_Problem requirements_.
Repeat each record below exactly, dropping the pictures.

-------- Records for this task

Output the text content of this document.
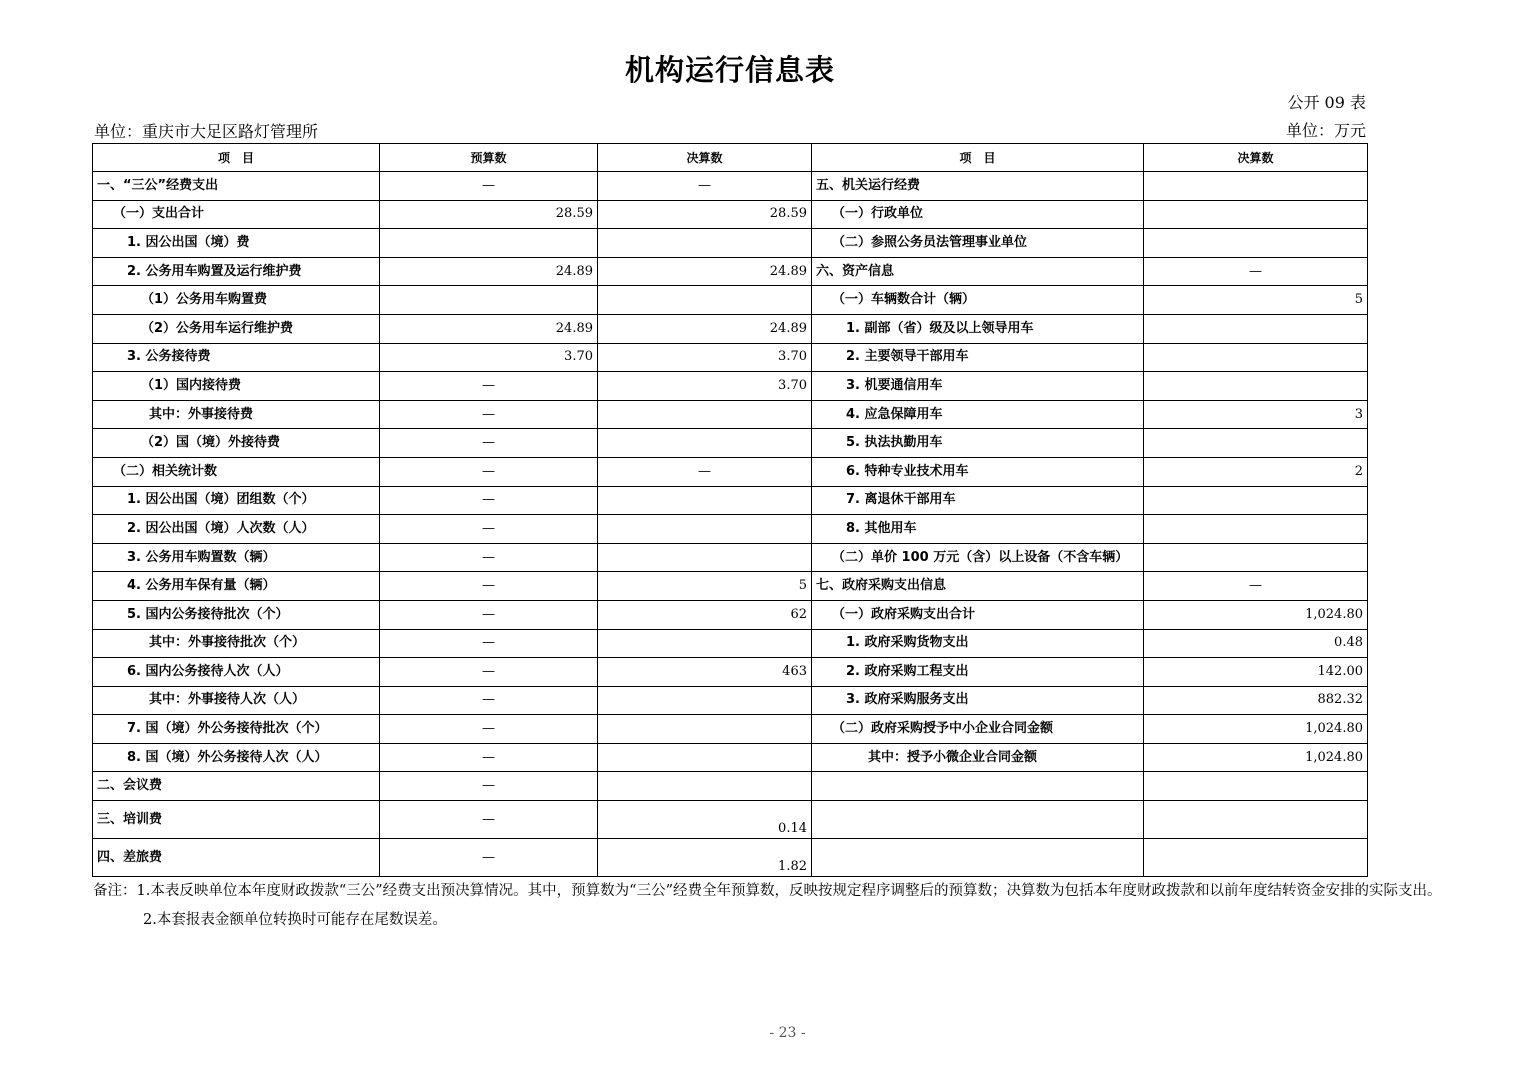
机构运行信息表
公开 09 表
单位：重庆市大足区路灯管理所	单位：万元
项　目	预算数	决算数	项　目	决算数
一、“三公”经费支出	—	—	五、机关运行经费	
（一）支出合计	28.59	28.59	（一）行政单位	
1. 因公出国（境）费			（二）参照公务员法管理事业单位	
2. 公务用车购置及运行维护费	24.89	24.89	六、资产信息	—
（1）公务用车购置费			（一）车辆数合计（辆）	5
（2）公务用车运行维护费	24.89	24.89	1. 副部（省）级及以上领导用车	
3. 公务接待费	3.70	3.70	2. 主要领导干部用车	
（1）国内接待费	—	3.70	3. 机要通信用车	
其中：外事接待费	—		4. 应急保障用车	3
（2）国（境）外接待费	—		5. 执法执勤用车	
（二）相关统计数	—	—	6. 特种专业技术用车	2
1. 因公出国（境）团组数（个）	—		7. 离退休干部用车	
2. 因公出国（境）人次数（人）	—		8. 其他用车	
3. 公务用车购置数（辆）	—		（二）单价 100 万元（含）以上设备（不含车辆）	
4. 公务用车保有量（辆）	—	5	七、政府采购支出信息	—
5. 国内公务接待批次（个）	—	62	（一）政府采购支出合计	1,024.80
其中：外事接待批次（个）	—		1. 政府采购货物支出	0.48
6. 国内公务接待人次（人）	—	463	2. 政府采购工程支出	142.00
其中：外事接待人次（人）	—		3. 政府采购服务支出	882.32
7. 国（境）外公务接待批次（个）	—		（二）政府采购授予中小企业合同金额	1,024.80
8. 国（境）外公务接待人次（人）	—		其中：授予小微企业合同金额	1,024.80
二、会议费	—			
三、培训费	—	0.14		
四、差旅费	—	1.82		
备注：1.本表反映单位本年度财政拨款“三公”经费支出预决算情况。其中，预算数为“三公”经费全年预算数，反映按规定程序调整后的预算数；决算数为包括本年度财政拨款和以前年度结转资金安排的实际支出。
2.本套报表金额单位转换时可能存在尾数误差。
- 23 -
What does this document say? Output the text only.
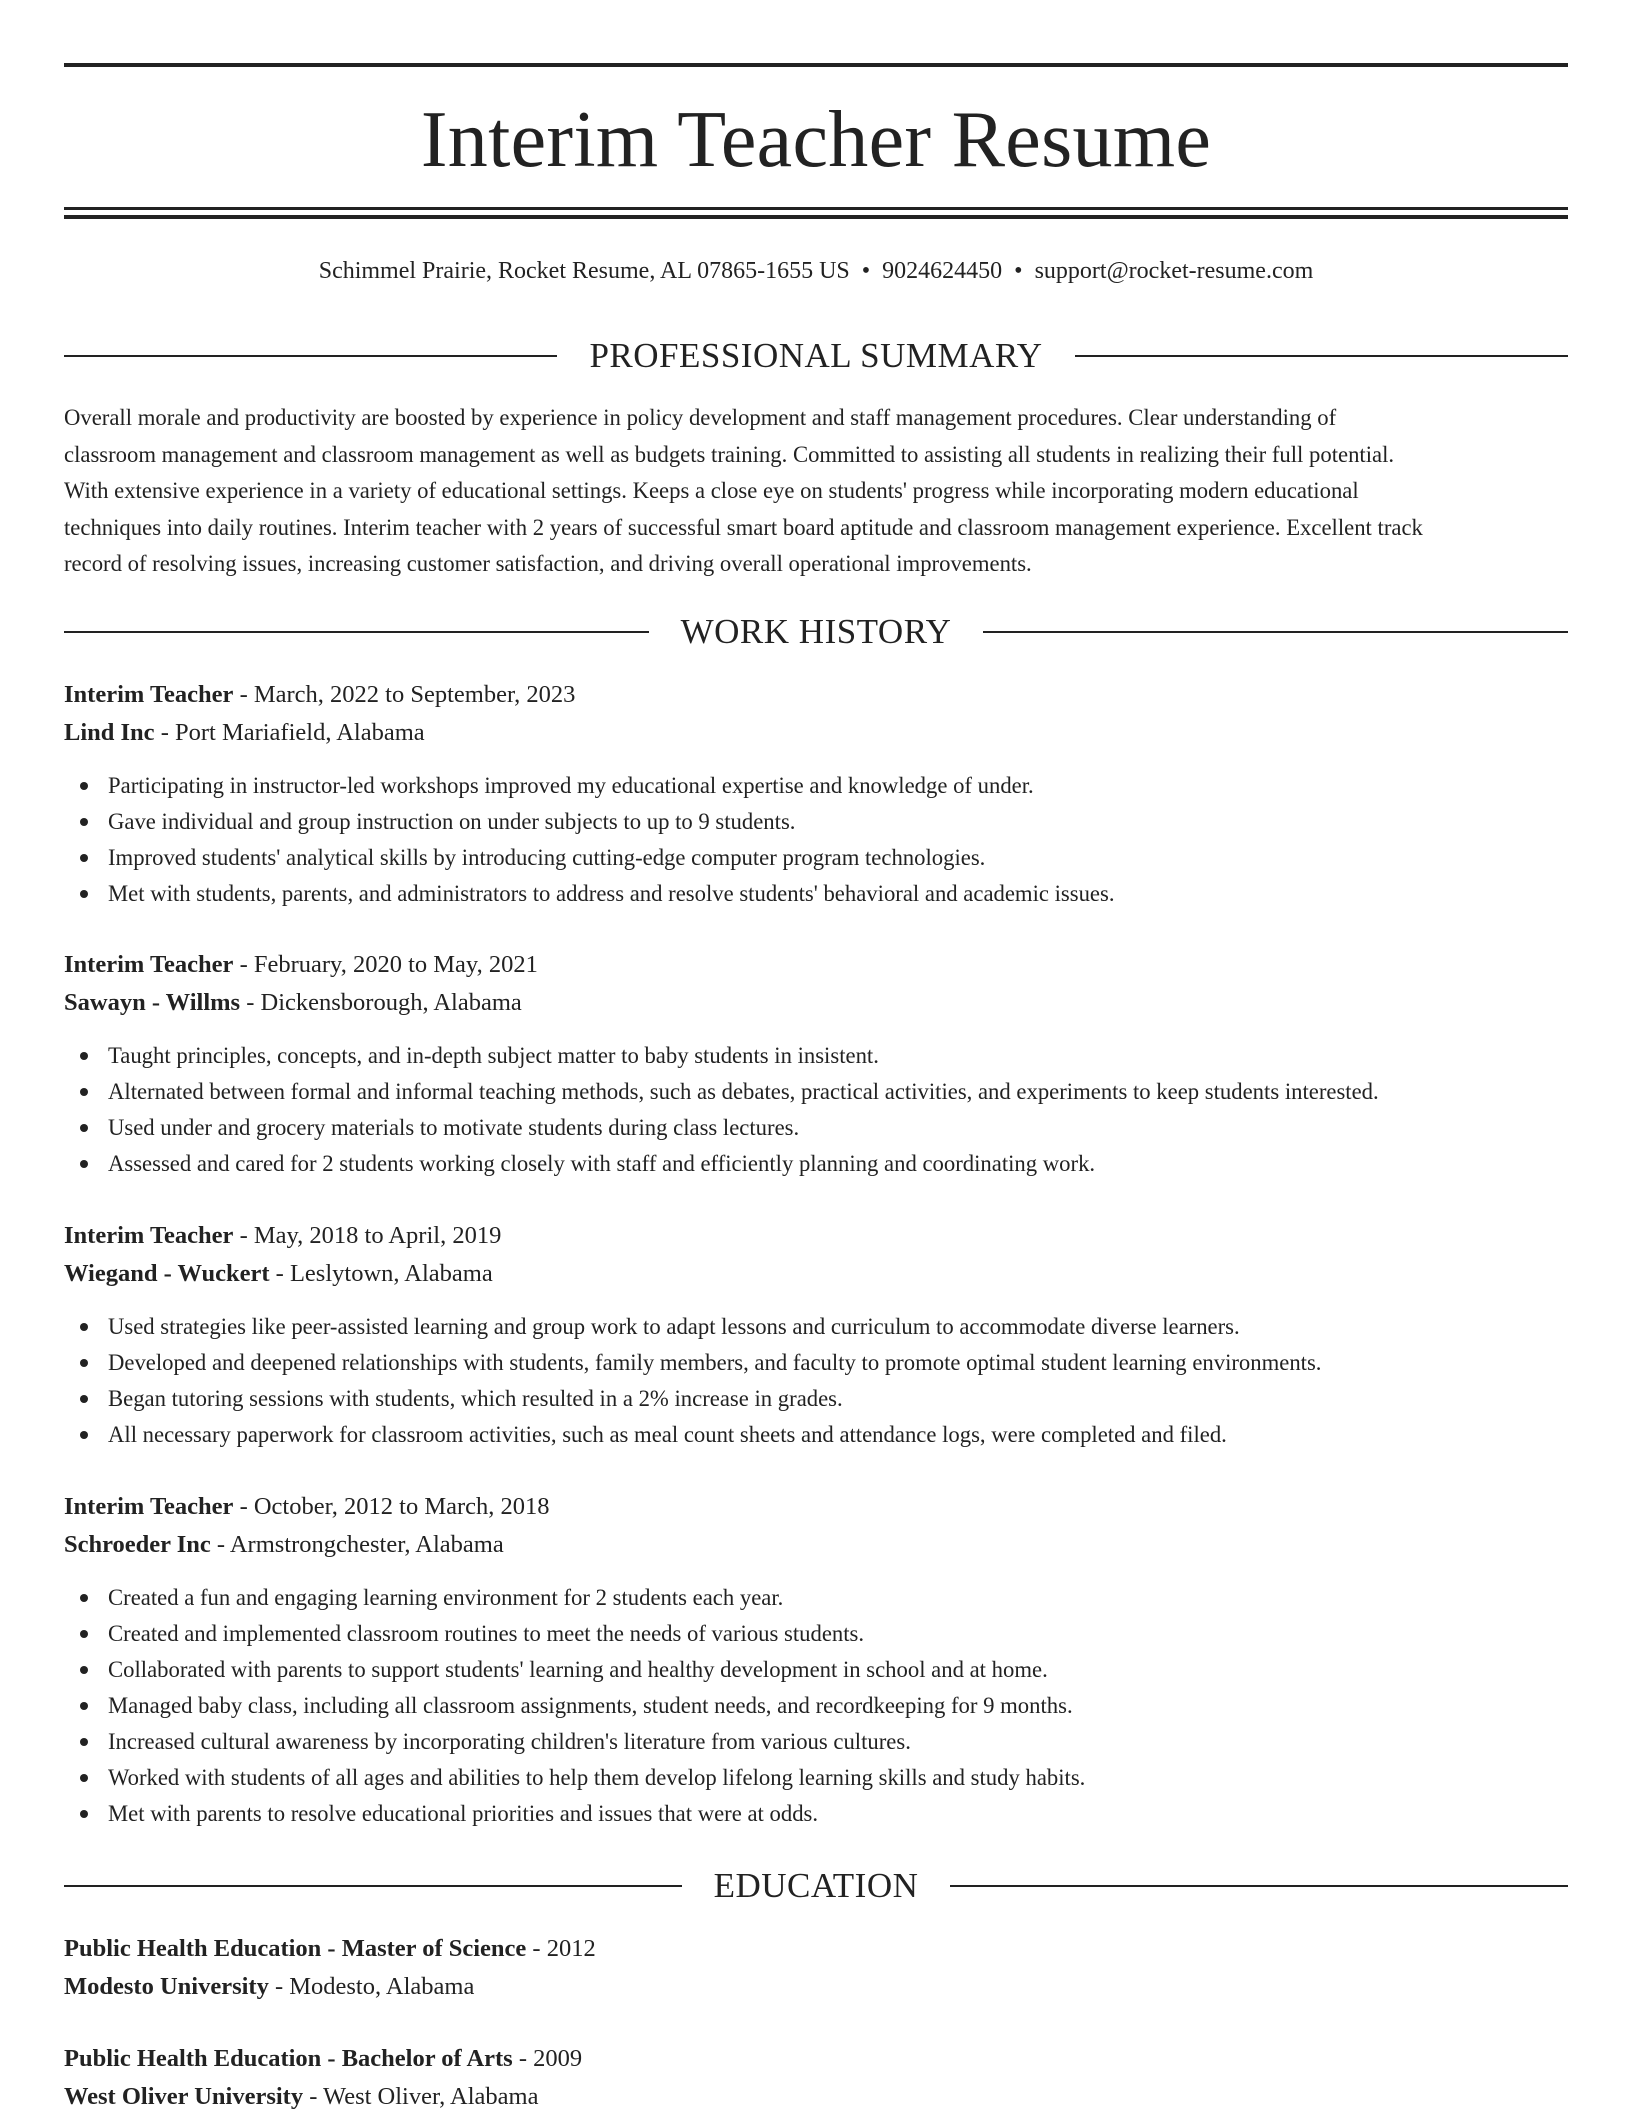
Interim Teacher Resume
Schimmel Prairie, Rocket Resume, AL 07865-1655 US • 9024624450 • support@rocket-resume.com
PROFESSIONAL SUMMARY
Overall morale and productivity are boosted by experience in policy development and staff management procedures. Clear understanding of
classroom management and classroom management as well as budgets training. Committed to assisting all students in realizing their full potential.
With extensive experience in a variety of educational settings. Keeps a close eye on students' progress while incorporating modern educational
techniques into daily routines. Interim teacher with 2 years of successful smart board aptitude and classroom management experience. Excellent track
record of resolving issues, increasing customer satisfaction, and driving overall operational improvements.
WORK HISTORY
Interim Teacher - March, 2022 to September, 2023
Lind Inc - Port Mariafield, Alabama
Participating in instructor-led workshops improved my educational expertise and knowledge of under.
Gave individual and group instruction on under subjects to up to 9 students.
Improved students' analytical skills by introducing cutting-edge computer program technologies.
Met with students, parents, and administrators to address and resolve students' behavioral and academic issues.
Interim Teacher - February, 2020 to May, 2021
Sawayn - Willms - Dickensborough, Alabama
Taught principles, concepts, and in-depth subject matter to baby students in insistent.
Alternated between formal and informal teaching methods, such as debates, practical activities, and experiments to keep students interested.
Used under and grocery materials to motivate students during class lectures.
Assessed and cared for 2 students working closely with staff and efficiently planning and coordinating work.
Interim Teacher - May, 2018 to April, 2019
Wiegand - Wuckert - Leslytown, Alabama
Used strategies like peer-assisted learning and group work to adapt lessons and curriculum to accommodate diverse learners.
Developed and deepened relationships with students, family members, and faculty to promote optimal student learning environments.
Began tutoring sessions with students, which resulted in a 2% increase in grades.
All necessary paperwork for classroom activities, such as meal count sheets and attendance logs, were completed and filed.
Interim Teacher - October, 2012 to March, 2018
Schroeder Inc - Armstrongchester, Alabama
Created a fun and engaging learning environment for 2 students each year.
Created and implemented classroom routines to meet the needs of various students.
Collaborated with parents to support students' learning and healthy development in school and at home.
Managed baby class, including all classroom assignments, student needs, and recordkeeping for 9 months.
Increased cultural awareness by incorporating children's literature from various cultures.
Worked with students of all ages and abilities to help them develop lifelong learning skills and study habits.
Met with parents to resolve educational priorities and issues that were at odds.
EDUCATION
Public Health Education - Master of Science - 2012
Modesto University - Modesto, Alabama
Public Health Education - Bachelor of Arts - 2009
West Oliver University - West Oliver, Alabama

----------------

_Finished answer_.
Output the text content of this document.
机构运行信息表
公开 09 表
单位：重庆市大足区路灯管理所	单位：万元
项　目	预算数	决算数	项　目	决算数
一、“三公”经费支出	—	—	五、机关运行经费	
（一）支出合计	28.59	28.59	（一）行政单位	
1. 因公出国（境）费			（二）参照公务员法管理事业单位	
2. 公务用车购置及运行维护费	24.89	24.89	六、资产信息	—
（1）公务用车购置费			（一）车辆数合计（辆）	5
（2）公务用车运行维护费	24.89	24.89	1. 副部（省）级及以上领导用车	
3. 公务接待费	3.70	3.70	2. 主要领导干部用车	
（1）国内接待费	—	3.70	3. 机要通信用车	
其中：外事接待费	—		4. 应急保障用车	3
（2）国（境）外接待费	—		5. 执法执勤用车	
（二）相关统计数	—	—	6. 特种专业技术用车	2
1. 因公出国（境）团组数（个）	—		7. 离退休干部用车	
2. 因公出国（境）人次数（人）	—		8. 其他用车	
3. 公务用车购置数（辆）	—		（二）单价 100 万元（含）以上设备（不含车辆）	
4. 公务用车保有量（辆）	—	5	七、政府采购支出信息	—
5. 国内公务接待批次（个）	—	62	（一）政府采购支出合计	1,024.80
其中：外事接待批次（个）	—		1. 政府采购货物支出	0.48
6. 国内公务接待人次（人）	—	463	2. 政府采购工程支出	142.00
其中：外事接待人次（人）	—		3. 政府采购服务支出	882.32
7. 国（境）外公务接待批次（个）	—		（二）政府采购授予中小企业合同金额	1,024.80
8. 国（境）外公务接待人次（人）	—		其中：授予小微企业合同金额	1,024.80
二、会议费	—			
三、培训费	—	0.14		
四、差旅费	—	1.82		
备注：1.本表反映单位本年度财政拨款“三公”经费支出预决算情况。其中，预算数为“三公”经费全年预算数，反映按规定程序调整后的预算数；决算数为包括本年度财政拨款和以前年度结转资金安排的实际支出。
2.本套报表金额单位转换时可能存在尾数误差。
- 23 -
What does this document say? Output the text only.
Interim Teacher Resume
Schimmel Prairie, Rocket Resume, AL 07865-1655 US • 9024624450 • support@rocket-resume.com
PROFESSIONAL SUMMARY
Overall morale and productivity are boosted by experience in policy development and staff management procedures. Clear understanding of
classroom management and classroom management as well as budgets training. Committed to assisting all students in realizing their full potential.
With extensive experience in a variety of educational settings. Keeps a close eye on students' progress while incorporating modern educational
techniques into daily routines. Interim teacher with 2 years of successful smart board aptitude and classroom management experience. Excellent track
record of resolving issues, increasing customer satisfaction, and driving overall operational improvements.
WORK HISTORY
Interim Teacher - March, 2022 to September, 2023
Lind Inc - Port Mariafield, Alabama
Participating in instructor-led workshops improved my educational expertise and knowledge of under.
Gave individual and group instruction on under subjects to up to 9 students.
Improved students' analytical skills by introducing cutting-edge computer program technologies.
Met with students, parents, and administrators to address and resolve students' behavioral and academic issues.
Interim Teacher - February, 2020 to May, 2021
Sawayn - Willms - Dickensborough, Alabama
Taught principles, concepts, and in-depth subject matter to baby students in insistent.
Alternated between formal and informal teaching methods, such as debates, practical activities, and experiments to keep students interested.
Used under and grocery materials to motivate students during class lectures.
Assessed and cared for 2 students working closely with staff and efficiently planning and coordinating work.
Interim Teacher - May, 2018 to April, 2019
Wiegand - Wuckert - Leslytown, Alabama
Used strategies like peer-assisted learning and group work to adapt lessons and curriculum to accommodate diverse learners.
Developed and deepened relationships with students, family members, and faculty to promote optimal student learning environments.
Began tutoring sessions with students, which resulted in a 2% increase in grades.
All necessary paperwork for classroom activities, such as meal count sheets and attendance logs, were completed and filed.
Interim Teacher - October, 2012 to March, 2018
Schroeder Inc - Armstrongchester, Alabama
Created a fun and engaging learning environment for 2 students each year.
Created and implemented classroom routines to meet the needs of various students.
Collaborated with parents to support students' learning and healthy development in school and at home.
Managed baby class, including all classroom assignments, student needs, and recordkeeping for 9 months.
Increased cultural awareness by incorporating children's literature from various cultures.
Worked with students of all ages and abilities to help them develop lifelong learning skills and study habits.
Met with parents to resolve educational priorities and issues that were at odds.
EDUCATION
Public Health Education - Master of Science - 2012
Modesto University - Modesto, Alabama
Public Health Education - Bachelor of Arts - 2009
West Oliver University - West Oliver, Alabama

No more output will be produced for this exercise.